* _DESCRIPTION OF THE TASK_
Images must not appear in your copy; reproduce every other part of the records exactly.

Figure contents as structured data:
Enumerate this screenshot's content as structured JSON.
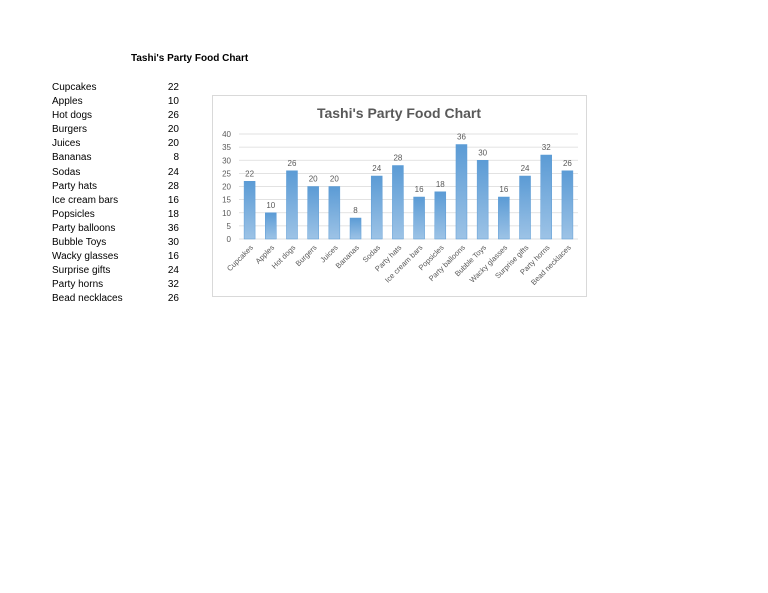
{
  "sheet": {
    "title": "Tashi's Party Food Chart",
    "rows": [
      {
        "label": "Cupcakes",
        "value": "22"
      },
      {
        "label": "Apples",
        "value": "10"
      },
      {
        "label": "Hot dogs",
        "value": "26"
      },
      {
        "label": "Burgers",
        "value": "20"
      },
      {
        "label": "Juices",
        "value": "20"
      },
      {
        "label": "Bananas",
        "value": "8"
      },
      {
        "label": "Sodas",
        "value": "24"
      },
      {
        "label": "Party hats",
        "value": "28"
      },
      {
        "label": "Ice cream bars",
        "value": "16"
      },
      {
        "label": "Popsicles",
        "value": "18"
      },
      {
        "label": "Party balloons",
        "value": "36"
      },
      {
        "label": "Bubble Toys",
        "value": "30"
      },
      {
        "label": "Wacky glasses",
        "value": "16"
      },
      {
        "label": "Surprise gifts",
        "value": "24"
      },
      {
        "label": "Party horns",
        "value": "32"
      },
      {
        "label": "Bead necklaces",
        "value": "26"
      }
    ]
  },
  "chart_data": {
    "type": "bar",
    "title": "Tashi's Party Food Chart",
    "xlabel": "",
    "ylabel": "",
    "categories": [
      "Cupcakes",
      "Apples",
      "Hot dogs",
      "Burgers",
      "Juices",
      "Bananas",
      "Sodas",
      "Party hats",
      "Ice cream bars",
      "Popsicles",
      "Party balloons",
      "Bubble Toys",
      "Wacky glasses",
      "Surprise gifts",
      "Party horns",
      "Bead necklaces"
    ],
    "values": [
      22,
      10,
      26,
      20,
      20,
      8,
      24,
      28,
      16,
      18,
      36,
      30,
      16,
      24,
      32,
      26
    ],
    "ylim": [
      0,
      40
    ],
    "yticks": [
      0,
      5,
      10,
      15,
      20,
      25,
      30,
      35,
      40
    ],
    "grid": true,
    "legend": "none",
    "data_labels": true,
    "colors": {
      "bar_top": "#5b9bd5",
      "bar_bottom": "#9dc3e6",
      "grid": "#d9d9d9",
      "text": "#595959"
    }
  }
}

* _RESULT FOR THIS TASK_
Enumerate this screenshot's content as structured JSON.
{
  "sheet": {
    "title": "Tashi's Party Food Chart",
    "rows": [
      {
        "label": "Cupcakes",
        "value": "22"
      },
      {
        "label": "Apples",
        "value": "10"
      },
      {
        "label": "Hot dogs",
        "value": "26"
      },
      {
        "label": "Burgers",
        "value": "20"
      },
      {
        "label": "Juices",
        "value": "20"
      },
      {
        "label": "Bananas",
        "value": "8"
      },
      {
        "label": "Sodas",
        "value": "24"
      },
      {
        "label": "Party hats",
        "value": "28"
      },
      {
        "label": "Ice cream bars",
        "value": "16"
      },
      {
        "label": "Popsicles",
        "value": "18"
      },
      {
        "label": "Party balloons",
        "value": "36"
      },
      {
        "label": "Bubble Toys",
        "value": "30"
      },
      {
        "label": "Wacky glasses",
        "value": "16"
      },
      {
        "label": "Surprise gifts",
        "value": "24"
      },
      {
        "label": "Party horns",
        "value": "32"
      },
      {
        "label": "Bead necklaces",
        "value": "26"
      }
    ]
  },
  "chart_data": {
    "type": "bar",
    "title": "Tashi's Party Food Chart",
    "xlabel": "",
    "ylabel": "",
    "categories": [
      "Cupcakes",
      "Apples",
      "Hot dogs",
      "Burgers",
      "Juices",
      "Bananas",
      "Sodas",
      "Party hats",
      "Ice cream bars",
      "Popsicles",
      "Party balloons",
      "Bubble Toys",
      "Wacky glasses",
      "Surprise gifts",
      "Party horns",
      "Bead necklaces"
    ],
    "values": [
      22,
      10,
      26,
      20,
      20,
      8,
      24,
      28,
      16,
      18,
      36,
      30,
      16,
      24,
      32,
      26
    ],
    "ylim": [
      0,
      40
    ],
    "yticks": [
      0,
      5,
      10,
      15,
      20,
      25,
      30,
      35,
      40
    ],
    "grid": true,
    "legend": "none",
    "data_labels": true,
    "colors": {
      "bar_top": "#5b9bd5",
      "bar_bottom": "#9dc3e6",
      "grid": "#d9d9d9",
      "text": "#595959"
    }
  }
}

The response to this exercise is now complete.